→ **PROBLEM STATEMENT**:
Count how many lines below contain the word "degree", then give that number alone.

== THE RECORDS

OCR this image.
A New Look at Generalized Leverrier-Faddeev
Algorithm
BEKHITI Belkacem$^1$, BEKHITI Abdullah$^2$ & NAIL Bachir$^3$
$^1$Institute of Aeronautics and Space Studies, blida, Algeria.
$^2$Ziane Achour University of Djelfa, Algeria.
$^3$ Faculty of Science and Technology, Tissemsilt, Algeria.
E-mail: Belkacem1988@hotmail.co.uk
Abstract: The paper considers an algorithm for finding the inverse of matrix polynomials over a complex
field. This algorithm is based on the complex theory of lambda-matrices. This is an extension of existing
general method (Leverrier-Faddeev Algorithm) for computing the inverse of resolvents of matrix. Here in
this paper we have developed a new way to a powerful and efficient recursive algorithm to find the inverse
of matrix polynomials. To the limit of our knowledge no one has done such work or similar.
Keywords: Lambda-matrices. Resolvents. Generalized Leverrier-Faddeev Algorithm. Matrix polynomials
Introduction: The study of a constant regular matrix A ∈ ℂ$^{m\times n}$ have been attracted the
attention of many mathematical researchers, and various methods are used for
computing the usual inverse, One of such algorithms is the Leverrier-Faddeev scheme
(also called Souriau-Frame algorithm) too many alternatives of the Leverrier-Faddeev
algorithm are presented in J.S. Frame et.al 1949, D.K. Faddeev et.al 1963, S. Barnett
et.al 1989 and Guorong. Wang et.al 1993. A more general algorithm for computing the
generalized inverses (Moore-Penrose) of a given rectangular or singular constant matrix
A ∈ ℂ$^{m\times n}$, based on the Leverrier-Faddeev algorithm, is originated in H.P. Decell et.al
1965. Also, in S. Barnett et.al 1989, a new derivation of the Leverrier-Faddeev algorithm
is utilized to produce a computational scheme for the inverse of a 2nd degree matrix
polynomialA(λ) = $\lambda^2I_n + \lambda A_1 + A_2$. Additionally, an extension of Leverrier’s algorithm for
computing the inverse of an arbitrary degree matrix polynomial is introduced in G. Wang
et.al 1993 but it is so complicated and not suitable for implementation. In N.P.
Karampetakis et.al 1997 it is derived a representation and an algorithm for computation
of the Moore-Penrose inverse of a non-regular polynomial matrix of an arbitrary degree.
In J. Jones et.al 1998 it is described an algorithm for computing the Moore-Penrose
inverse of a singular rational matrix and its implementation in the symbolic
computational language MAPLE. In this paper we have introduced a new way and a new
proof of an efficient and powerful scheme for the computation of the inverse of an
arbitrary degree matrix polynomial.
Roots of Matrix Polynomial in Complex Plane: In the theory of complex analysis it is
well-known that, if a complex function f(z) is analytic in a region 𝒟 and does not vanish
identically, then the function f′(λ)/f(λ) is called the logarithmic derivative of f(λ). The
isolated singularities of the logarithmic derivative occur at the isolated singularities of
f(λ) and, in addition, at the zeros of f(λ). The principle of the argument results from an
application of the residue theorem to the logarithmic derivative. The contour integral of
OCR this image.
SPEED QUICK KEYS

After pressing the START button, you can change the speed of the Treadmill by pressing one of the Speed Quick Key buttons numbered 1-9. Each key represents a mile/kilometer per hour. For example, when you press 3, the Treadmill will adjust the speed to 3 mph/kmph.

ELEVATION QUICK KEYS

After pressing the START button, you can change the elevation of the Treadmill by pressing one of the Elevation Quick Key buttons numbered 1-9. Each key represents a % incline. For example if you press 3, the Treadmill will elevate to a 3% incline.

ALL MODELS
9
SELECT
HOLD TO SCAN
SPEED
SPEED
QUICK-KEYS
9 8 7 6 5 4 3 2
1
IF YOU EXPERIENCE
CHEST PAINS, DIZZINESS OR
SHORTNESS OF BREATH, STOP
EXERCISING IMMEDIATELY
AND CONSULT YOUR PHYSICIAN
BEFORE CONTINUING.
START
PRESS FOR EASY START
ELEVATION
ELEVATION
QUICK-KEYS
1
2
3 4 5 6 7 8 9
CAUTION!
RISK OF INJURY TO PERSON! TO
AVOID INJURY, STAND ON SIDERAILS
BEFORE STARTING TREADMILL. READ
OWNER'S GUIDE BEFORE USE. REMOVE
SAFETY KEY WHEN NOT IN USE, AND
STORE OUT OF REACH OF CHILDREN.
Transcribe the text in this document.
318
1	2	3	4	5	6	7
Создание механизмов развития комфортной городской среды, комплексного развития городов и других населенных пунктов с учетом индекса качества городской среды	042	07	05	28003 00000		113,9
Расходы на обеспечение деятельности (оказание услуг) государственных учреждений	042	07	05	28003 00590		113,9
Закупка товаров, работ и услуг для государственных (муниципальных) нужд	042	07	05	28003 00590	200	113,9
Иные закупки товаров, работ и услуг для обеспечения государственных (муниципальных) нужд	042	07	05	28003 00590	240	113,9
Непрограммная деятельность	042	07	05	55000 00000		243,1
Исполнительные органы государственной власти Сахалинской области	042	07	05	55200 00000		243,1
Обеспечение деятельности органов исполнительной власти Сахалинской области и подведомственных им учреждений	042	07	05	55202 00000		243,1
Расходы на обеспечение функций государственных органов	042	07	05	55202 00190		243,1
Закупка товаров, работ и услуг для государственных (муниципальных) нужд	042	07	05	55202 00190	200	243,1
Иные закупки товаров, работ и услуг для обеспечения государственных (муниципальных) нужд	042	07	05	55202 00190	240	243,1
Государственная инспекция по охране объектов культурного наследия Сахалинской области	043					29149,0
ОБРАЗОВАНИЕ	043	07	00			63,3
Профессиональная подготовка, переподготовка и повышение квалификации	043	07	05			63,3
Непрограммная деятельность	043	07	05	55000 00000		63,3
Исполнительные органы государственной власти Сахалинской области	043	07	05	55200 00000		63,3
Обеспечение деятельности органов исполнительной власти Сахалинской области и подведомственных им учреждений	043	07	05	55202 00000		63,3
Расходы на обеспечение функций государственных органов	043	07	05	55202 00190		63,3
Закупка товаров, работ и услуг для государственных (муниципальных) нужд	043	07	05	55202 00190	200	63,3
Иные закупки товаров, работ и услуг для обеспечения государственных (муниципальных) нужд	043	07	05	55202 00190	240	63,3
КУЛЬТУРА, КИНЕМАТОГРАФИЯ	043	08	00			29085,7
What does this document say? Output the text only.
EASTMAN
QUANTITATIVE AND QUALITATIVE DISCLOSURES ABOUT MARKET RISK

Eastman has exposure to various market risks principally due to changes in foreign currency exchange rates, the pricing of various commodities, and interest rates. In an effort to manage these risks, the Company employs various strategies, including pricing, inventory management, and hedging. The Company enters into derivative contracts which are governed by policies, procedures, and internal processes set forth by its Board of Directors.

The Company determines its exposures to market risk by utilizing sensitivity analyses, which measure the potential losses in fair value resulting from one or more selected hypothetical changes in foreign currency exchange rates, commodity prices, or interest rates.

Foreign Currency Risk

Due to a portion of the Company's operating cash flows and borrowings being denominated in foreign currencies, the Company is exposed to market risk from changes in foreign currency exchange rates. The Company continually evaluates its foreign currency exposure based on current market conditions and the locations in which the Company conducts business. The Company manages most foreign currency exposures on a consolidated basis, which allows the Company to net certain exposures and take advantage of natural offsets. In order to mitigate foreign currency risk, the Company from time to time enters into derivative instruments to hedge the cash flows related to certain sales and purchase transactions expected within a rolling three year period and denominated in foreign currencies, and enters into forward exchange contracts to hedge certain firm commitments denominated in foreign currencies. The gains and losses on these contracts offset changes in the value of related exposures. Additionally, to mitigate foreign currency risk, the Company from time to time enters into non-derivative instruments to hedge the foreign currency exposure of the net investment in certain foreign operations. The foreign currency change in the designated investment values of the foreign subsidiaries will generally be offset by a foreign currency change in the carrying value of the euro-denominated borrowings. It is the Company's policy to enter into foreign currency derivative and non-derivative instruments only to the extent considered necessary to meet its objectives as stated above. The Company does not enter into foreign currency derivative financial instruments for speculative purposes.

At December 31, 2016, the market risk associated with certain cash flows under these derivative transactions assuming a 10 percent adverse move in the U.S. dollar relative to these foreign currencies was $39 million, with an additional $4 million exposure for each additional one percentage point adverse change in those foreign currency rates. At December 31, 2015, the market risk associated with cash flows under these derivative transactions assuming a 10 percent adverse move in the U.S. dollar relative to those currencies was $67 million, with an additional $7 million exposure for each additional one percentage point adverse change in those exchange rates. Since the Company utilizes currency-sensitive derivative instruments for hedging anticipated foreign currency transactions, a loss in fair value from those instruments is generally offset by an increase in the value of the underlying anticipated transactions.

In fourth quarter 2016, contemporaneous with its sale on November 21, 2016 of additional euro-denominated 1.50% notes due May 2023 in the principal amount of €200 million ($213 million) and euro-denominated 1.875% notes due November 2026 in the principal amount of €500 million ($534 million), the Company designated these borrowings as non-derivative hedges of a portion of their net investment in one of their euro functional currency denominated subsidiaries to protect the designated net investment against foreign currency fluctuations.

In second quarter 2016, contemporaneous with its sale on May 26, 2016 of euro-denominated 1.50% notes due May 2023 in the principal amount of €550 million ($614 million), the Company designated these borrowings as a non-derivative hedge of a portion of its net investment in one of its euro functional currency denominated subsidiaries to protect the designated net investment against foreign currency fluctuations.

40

====

→ **TASK SOLUTION**:
4